*Exercise requirements*
Every line of the records must be repeated exactly; pictures stay out.

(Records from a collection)
==*==
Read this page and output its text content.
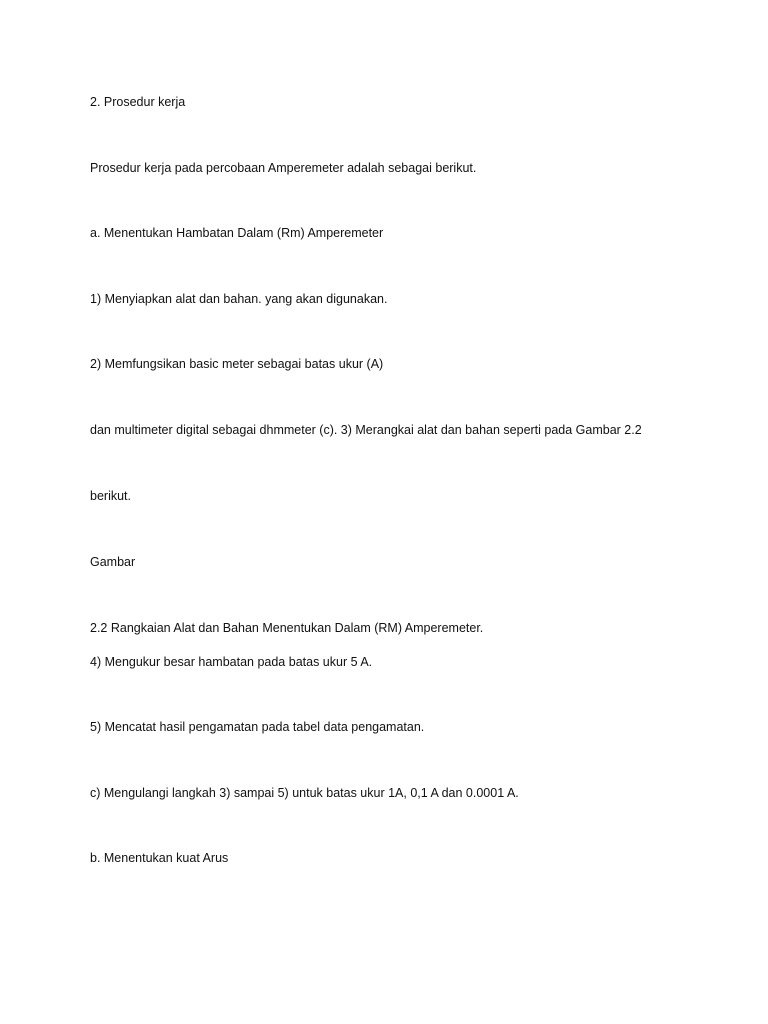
2. Prosedur kerja

Prosedur kerja pada percobaan Amperemeter adalah sebagai berikut.

a. Menentukan Hambatan Dalam (Rm) Amperemeter

1) Menyiapkan alat dan bahan. yang akan digunakan.

2) Memfungsikan basic meter sebagai batas ukur (A)

dan multimeter digital sebagai dhmmeter (c). 3) Merangkai alat dan bahan seperti pada Gambar 2.2

berikut.

Gambar

2.2 Rangkaian Alat dan Bahan Menentukan Dalam (RM) Amperemeter.

4) Mengukur besar hambatan pada batas ukur 5 A.

5) Mencatat hasil pengamatan pada tabel data pengamatan.

c) Mengulangi langkah 3) sampai 5) untuk batas ukur 1A, 0,1 A dan 0.0001 A.

b. Menentukan kuat Arus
==*==
*Written response*
Read this page and output its text content.
2. Prosedur kerja

Prosedur kerja pada percobaan Amperemeter adalah sebagai berikut.

a. Menentukan Hambatan Dalam (Rm) Amperemeter

1) Menyiapkan alat dan bahan. yang akan digunakan.

2) Memfungsikan basic meter sebagai batas ukur (A)

dan multimeter digital sebagai dhmmeter (c). 3) Merangkai alat dan bahan seperti pada Gambar 2.2

berikut.

Gambar

2.2 Rangkaian Alat dan Bahan Menentukan Dalam (RM) Amperemeter.

4) Mengukur besar hambatan pada batas ukur 5 A.

5) Mencatat hasil pengamatan pada tabel data pengamatan.

c) Mengulangi langkah 3) sampai 5) untuk batas ukur 1A, 0,1 A dan 0.0001 A.

b. Menentukan kuat Arus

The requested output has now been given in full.